# OBJECTIVE:
In the material below, find how many lines contain the string "소불고기". Write only that number.

# Dataset items:
▬▬▬▬▬▬▬▬▬▬

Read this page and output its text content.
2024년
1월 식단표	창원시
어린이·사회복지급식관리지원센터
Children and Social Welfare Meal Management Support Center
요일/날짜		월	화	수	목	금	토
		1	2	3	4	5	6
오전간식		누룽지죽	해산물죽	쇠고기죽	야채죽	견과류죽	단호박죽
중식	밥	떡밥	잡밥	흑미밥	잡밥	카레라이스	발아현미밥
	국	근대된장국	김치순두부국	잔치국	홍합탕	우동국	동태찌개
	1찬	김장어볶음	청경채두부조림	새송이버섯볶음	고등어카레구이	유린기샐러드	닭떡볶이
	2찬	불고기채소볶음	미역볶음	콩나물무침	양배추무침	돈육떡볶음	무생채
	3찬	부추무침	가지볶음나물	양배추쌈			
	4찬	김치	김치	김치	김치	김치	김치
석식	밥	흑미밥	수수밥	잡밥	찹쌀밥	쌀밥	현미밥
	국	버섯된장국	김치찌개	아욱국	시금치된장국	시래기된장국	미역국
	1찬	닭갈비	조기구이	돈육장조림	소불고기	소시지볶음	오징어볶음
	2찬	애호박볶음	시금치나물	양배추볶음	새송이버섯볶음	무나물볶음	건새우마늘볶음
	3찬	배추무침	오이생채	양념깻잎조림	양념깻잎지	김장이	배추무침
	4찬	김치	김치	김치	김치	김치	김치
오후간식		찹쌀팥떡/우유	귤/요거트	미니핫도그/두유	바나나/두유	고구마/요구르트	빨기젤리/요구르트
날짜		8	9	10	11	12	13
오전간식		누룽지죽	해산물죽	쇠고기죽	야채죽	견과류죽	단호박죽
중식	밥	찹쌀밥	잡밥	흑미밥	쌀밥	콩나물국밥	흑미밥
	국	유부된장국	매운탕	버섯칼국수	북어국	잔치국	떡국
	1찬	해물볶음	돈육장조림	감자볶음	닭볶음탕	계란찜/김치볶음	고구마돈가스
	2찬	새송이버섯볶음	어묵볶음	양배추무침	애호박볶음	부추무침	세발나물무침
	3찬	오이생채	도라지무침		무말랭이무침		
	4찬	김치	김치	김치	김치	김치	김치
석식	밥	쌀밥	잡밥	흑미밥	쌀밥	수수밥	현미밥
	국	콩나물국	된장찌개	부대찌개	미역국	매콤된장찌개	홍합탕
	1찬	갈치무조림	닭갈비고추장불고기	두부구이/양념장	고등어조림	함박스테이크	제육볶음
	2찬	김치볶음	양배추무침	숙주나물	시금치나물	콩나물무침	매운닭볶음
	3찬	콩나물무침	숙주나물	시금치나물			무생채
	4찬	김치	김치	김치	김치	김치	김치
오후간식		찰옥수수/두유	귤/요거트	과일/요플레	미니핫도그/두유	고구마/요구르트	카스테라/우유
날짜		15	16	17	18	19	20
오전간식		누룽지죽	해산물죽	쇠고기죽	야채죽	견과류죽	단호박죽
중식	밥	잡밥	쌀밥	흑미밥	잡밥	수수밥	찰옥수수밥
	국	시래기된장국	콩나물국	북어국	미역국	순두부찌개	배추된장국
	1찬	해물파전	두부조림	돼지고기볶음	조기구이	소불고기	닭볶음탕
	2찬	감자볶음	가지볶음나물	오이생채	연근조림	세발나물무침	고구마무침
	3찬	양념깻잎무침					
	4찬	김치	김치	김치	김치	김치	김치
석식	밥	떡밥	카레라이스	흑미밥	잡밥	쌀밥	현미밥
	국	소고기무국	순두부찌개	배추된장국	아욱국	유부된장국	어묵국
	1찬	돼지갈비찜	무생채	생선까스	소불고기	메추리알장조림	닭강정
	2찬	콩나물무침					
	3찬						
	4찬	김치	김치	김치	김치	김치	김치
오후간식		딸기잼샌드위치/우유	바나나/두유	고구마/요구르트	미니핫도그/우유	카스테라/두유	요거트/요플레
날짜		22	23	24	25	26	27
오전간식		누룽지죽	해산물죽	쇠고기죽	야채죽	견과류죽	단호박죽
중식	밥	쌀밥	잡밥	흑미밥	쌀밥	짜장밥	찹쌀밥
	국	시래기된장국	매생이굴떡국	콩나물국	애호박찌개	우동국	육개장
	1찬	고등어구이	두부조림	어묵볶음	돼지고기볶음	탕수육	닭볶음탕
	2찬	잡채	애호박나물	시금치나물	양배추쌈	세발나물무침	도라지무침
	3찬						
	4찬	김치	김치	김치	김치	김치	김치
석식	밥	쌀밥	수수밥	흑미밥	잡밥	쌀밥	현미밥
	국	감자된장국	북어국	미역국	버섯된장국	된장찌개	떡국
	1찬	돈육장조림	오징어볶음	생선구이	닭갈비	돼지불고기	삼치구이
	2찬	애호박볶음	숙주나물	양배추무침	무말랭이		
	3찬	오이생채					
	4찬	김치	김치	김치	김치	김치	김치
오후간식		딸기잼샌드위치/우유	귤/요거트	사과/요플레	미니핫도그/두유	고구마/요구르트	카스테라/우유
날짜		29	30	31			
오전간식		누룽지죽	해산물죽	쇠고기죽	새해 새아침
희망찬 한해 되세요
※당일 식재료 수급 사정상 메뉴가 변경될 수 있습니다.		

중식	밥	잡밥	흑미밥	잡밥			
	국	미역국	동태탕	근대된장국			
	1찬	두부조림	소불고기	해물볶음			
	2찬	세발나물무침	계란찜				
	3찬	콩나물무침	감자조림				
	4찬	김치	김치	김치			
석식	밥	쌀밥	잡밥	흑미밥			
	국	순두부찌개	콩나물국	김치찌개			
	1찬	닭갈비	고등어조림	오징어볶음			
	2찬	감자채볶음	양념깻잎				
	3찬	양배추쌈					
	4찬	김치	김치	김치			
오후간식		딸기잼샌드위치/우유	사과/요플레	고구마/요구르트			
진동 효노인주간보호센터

▬▬▬▬▬▬▬▬▬▬

# CORRECT ANSWER:
4